*SELECTED TEXT*.

Initially, Memsys focused on rail freight transport. For this, the company developed battery-less trackers, which convert the kinetic energy of wagon vibrations into electricity. These can replace current battery-powered trackers. "If that battery runs out, companies lose their wagon after about three years. We can make sure that battery doesn't run out," Romer explained. "But it's still a slow market, where we couldn't make an impact fast enough. That's why we turned to industry for our first market. There are two reasons for that. Industry is already a lot further along with sensors for predictive maintenance and process optimization. The other reason is that there are a lot of vibrations. From electric motors to pumps and conveyors. That also often indoors, where you can't get out with a solar panel."

Breaking the waste cycle

Seijger cites a third reason for choosing this market: the disposable culture. "Per day, 78 million batteries from industrial IoT go into the trash. That's nearly 30 billion batteries a year worldwide. From lithium to small batteries. Usually with sensor and all. They are thrown away because you can't easily access the sensors. It's too expensive to take the sensor away, charge it and put it back. That's why they replace the whole sensor and throw away the old one," he explains. "With our vibration sensor, we want to break that throw-away cycle."

*SHORT TASK A*.
Answer these questions about the Memsys article:
(i) Which market did Memsys focus on at first?
(ii) How many batteries from industrial IoT go into the trash each day?
(iii) After about how long do companies lose their wagon once a tracker's battery runs out?
*SHORT TASK B*.
Which sources of vibration in industry does the Memsys article name?
*SHORT TASK C*.
Carry on the Memsys article from where it stops, for one or two paragraphs.

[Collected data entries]
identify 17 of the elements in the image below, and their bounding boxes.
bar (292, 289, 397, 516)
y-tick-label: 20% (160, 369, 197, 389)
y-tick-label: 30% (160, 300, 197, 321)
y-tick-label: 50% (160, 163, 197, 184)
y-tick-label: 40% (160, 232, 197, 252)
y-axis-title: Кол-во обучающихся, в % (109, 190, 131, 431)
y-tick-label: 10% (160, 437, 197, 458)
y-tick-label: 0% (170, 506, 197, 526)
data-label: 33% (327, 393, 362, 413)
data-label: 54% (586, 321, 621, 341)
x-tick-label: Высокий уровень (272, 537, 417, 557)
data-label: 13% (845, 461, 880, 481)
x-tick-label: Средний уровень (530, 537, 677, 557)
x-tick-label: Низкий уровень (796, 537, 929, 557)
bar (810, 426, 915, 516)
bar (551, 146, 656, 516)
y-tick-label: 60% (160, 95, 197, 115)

*RESULT A*.
(i) Rail freight transport.
(ii) 78 million.
(iii) About three years.

*RESULT B*.
Electric motors, pumps and conveyors.

*RESULT C*.
First milestone

The proprietary vibration sensor for the industrial IoT market was successfully tested for the first time in late November. The sensor ran without batteries on an industrial fan and had enough power to transmit all the necessary data over that device. "That was a nice milestone," says Romer. In March 2025, the sensor will be placed with a Dutch customer for the first time. There, a major sensor manufacturer immediately hooks up, wanting to build this technology into hundreds of thousands of sensors. For those devices, Memsys will supply the battery module. To make maximum impact, the start-up does not want to keep this technology to itself, but rather collaborate with developers of wireless sensors and other electronics.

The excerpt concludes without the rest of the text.